→ **What you should do**:
Pick out the lines below that include the string "muss".
[Material supplied start]
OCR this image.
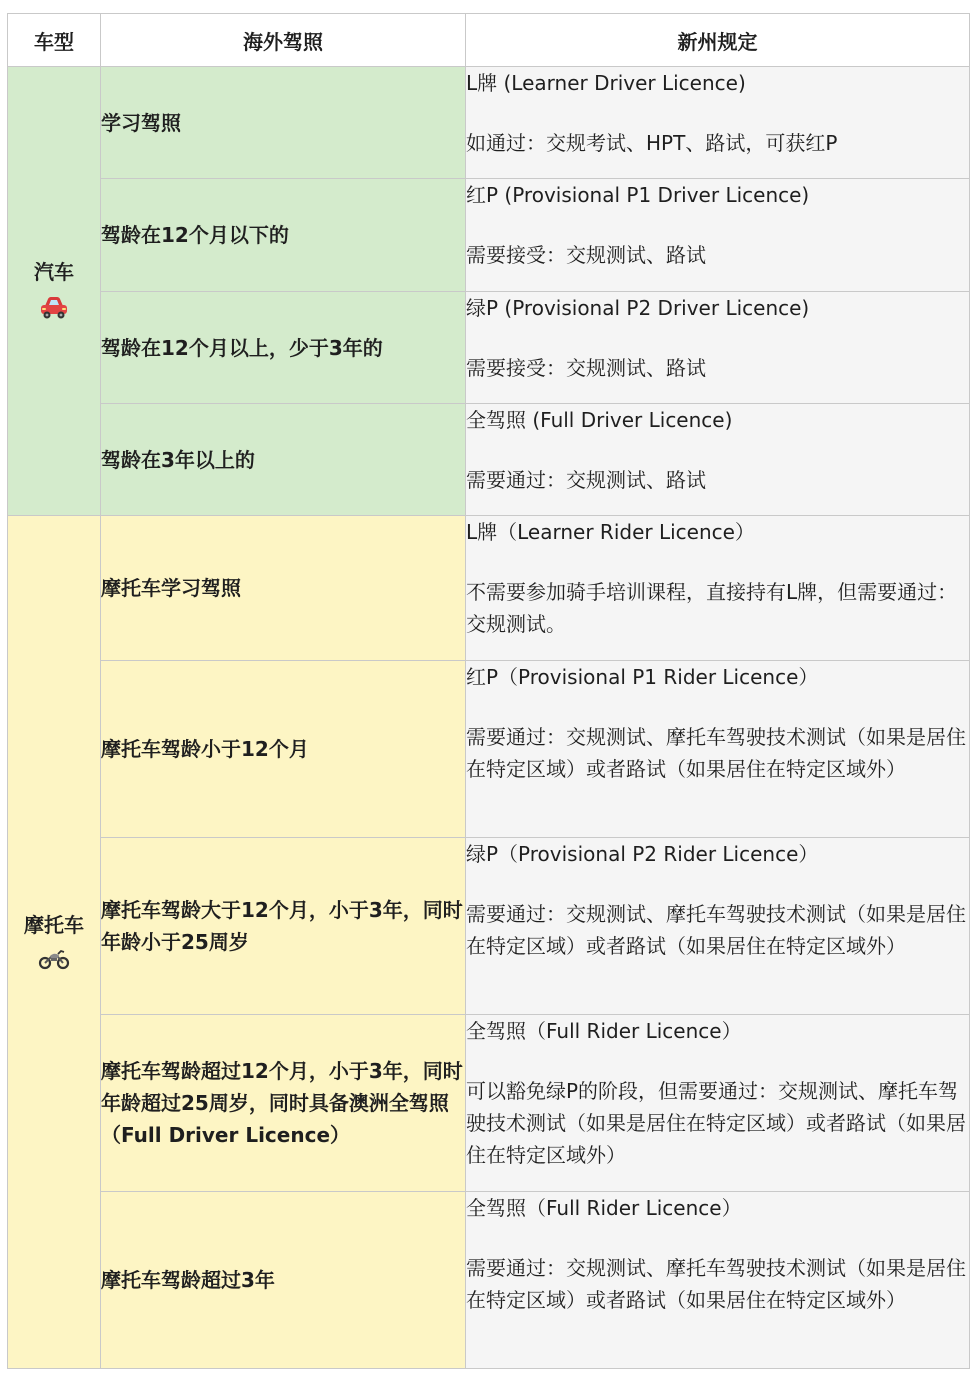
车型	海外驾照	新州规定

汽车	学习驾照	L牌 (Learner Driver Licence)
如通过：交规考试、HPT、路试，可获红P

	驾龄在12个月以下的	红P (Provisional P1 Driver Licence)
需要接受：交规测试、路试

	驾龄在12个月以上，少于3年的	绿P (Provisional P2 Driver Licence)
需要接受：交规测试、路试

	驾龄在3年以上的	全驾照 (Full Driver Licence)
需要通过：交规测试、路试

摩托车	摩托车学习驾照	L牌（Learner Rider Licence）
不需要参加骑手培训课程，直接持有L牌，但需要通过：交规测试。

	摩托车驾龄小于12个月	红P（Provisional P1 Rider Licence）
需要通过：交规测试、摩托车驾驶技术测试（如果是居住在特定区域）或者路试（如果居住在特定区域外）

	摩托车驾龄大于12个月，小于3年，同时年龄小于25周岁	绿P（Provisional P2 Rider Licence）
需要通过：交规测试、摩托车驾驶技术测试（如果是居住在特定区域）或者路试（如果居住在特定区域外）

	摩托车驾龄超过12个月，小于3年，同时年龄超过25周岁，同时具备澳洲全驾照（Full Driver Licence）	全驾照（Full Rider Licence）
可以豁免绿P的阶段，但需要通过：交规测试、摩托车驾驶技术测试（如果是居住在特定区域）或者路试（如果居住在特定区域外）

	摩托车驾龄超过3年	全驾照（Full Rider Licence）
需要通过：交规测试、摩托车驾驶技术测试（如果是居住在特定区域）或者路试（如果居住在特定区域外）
[Material supplied end]
[Material supplied start]
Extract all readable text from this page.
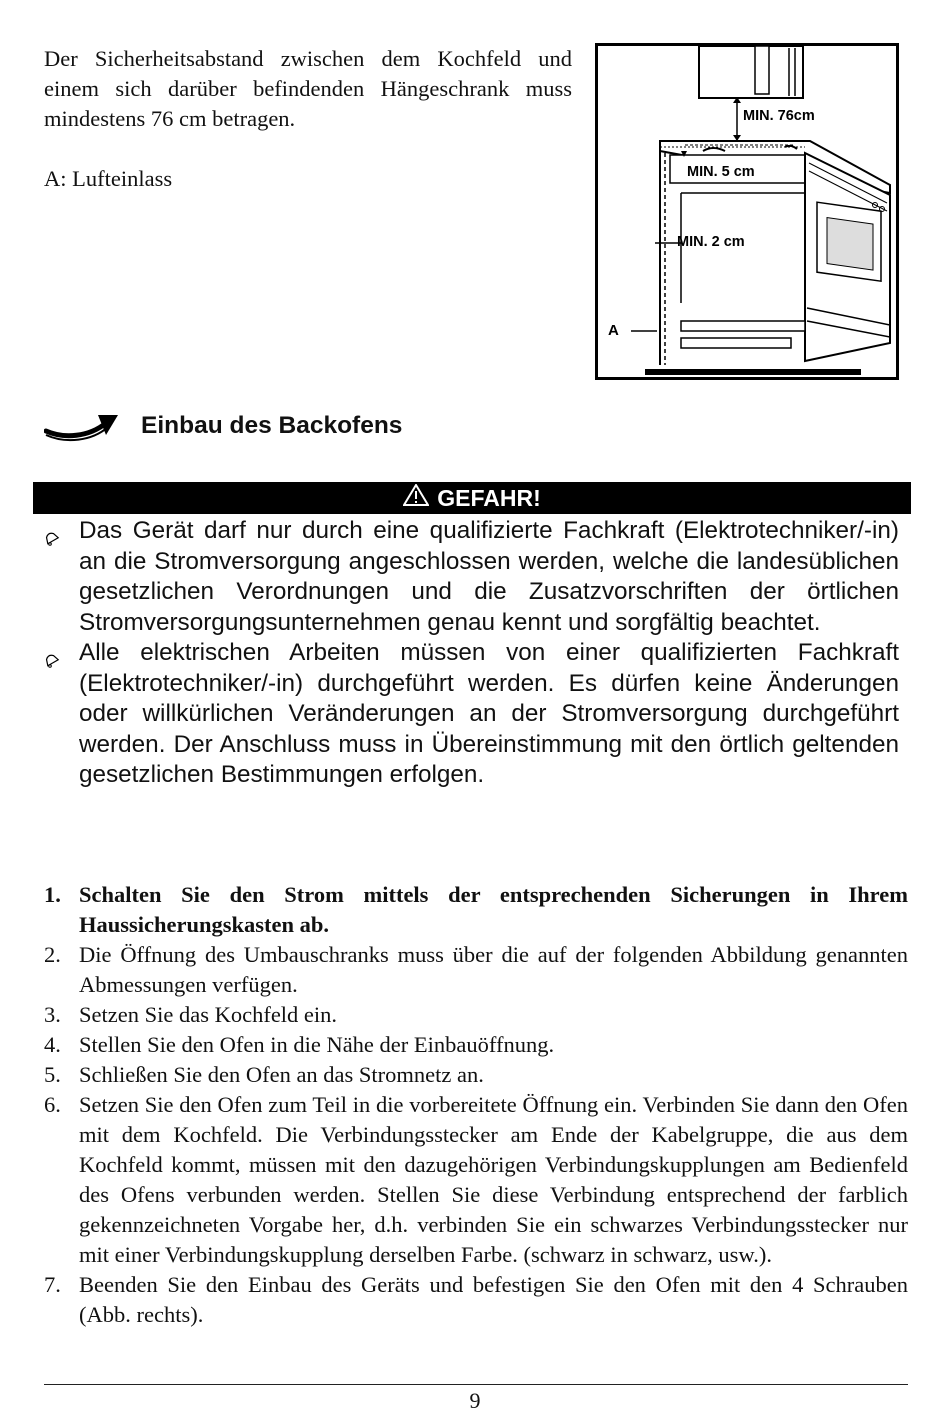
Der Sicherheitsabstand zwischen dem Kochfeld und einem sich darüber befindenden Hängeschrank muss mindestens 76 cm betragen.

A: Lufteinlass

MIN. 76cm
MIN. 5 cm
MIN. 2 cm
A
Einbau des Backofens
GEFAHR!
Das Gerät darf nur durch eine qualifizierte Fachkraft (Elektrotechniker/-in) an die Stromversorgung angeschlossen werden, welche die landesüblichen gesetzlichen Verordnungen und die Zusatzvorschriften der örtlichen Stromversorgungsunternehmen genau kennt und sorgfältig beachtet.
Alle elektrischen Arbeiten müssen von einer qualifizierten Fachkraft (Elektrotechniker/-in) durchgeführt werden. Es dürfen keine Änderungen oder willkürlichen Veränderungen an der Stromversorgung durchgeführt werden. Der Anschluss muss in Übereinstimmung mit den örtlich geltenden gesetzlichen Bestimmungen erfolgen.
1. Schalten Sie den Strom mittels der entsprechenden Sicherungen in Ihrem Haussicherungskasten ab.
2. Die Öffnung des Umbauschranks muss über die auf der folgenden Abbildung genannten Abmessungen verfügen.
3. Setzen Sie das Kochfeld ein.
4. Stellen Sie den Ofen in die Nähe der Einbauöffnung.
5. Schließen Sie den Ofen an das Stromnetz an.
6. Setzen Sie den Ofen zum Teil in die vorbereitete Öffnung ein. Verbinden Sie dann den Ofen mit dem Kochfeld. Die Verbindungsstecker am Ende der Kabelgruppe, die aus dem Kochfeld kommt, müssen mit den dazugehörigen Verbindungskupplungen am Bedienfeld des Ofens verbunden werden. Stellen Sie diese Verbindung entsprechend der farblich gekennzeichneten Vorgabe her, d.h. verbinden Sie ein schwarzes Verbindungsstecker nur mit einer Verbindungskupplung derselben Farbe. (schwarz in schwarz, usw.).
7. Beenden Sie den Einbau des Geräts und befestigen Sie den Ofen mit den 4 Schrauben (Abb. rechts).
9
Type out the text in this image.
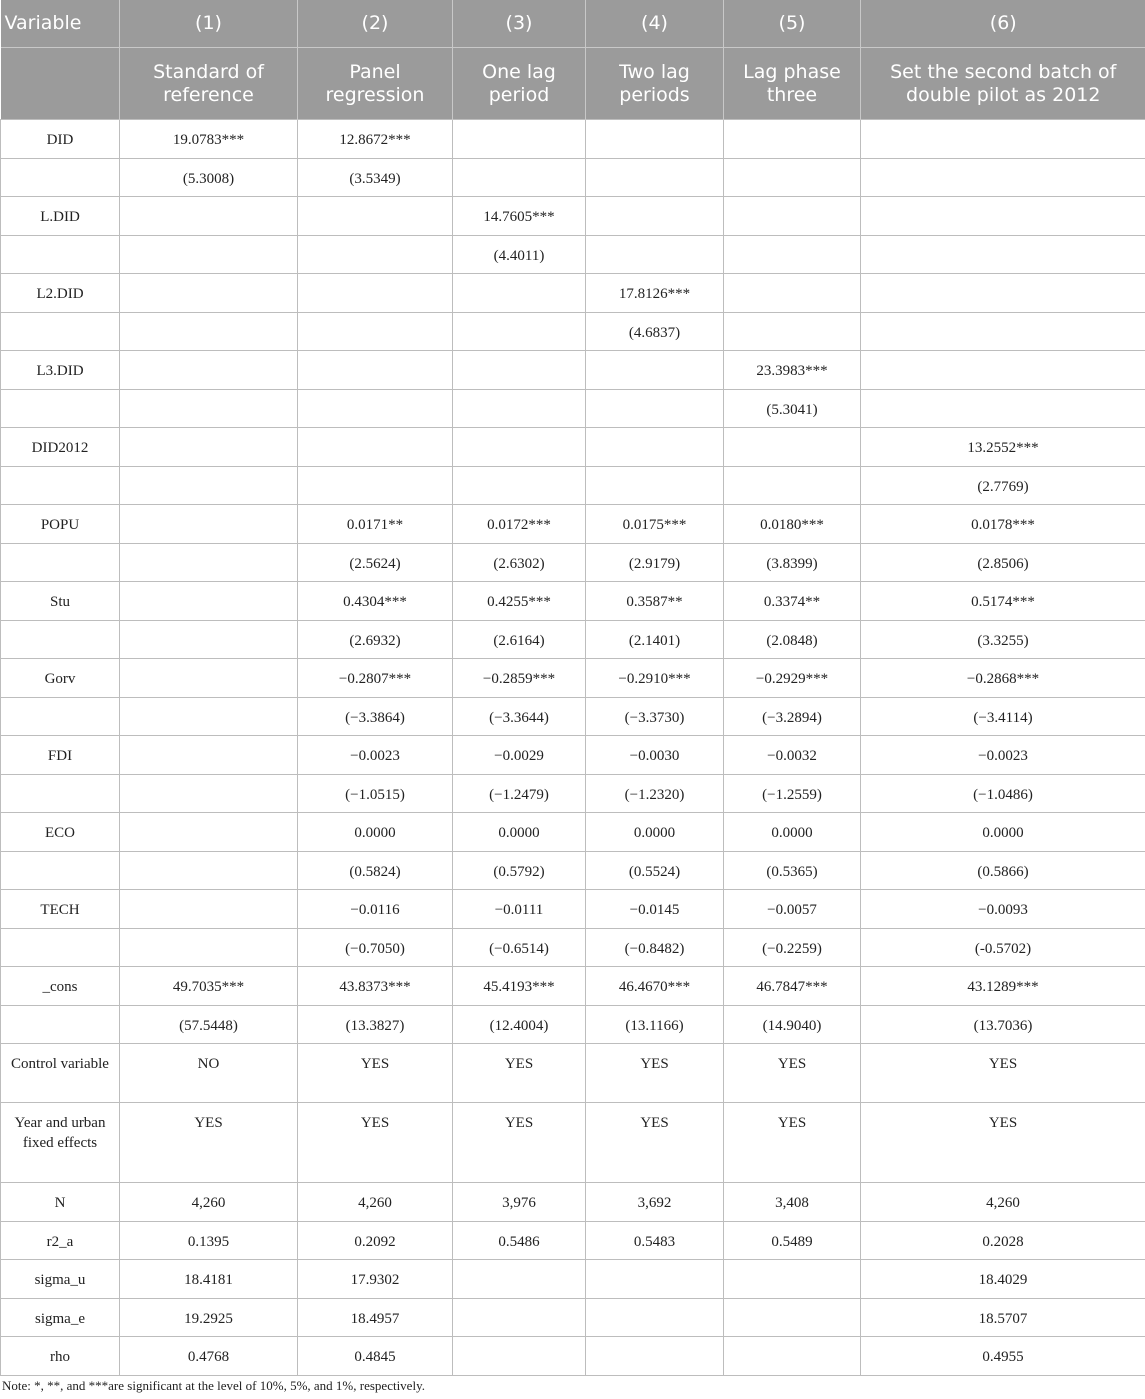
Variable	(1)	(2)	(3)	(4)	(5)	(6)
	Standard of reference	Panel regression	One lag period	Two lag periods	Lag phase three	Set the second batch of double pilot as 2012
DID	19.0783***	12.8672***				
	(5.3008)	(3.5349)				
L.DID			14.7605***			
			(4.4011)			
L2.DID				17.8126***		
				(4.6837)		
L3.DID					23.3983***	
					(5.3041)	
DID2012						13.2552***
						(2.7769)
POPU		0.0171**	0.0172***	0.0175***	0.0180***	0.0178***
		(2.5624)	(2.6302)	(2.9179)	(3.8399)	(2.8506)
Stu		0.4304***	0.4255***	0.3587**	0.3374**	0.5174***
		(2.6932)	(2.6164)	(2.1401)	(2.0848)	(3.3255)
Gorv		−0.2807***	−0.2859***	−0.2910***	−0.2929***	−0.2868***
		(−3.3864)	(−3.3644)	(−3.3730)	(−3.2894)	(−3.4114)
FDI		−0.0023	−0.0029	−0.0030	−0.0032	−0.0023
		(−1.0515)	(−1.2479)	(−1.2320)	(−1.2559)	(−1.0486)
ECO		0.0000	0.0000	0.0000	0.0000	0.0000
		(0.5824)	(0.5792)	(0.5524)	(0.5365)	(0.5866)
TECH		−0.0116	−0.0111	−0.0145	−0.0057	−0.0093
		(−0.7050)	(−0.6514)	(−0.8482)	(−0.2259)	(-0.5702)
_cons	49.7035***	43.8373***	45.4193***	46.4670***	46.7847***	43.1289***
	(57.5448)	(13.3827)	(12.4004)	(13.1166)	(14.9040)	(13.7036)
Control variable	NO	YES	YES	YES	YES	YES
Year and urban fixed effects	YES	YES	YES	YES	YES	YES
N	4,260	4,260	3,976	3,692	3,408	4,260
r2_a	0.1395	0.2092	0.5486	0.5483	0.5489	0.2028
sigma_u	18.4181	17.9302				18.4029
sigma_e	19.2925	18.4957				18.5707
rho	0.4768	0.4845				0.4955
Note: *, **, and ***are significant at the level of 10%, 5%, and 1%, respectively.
[Material supplied end]
[Material supplied start]
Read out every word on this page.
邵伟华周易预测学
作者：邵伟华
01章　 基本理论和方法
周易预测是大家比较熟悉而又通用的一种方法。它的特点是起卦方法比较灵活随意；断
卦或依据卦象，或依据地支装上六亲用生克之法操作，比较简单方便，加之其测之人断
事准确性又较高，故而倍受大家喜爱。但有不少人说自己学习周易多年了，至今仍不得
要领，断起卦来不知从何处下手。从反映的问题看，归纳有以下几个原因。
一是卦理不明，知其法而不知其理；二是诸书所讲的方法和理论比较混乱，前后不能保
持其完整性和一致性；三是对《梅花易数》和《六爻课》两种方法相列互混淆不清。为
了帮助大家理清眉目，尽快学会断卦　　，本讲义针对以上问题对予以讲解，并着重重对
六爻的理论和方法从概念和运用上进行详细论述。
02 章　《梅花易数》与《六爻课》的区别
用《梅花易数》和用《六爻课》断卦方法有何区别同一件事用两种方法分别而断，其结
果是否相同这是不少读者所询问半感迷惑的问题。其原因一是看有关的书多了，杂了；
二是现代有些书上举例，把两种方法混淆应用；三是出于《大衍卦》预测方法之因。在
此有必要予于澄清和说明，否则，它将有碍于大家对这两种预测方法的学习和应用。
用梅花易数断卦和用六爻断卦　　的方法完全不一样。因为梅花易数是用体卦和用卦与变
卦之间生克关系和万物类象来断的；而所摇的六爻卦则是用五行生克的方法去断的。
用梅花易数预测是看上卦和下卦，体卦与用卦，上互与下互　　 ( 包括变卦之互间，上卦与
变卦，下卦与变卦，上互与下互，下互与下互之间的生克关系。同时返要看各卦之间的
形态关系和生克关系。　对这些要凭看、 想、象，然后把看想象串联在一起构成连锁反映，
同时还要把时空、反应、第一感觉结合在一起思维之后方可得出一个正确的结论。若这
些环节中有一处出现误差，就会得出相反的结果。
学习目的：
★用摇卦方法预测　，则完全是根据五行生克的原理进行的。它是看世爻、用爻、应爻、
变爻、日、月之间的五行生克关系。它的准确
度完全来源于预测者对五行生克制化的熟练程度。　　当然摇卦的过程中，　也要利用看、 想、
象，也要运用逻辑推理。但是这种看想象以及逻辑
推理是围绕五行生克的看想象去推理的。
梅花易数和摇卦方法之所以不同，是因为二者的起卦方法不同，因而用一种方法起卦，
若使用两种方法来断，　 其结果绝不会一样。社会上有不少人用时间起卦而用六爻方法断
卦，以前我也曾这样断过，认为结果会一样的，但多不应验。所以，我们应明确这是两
[Material supplied end]
→ **Finished task**:
Der Sicherheitsabstand zwischen dem Kochfeld und einem sich darüber befindenden Hängeschrank muss mindestens 76 cm betragen.
Alle elektrischen Arbeiten müssen von einer qualifizierten Fachkraft (Elektrotechniker/-in) durchgeführt werden. Es dürfen keine Änderungen oder willkürlichen Veränderungen an der Stromversorgung durchgeführt werden. Der Anschluss muss in Übereinstimmung mit den örtlich geltenden gesetzlichen Bestimmungen erfolgen.
2. Die Öffnung des Umbauschranks muss über die auf der folgenden Abbildung genannten Abmessungen verfügen.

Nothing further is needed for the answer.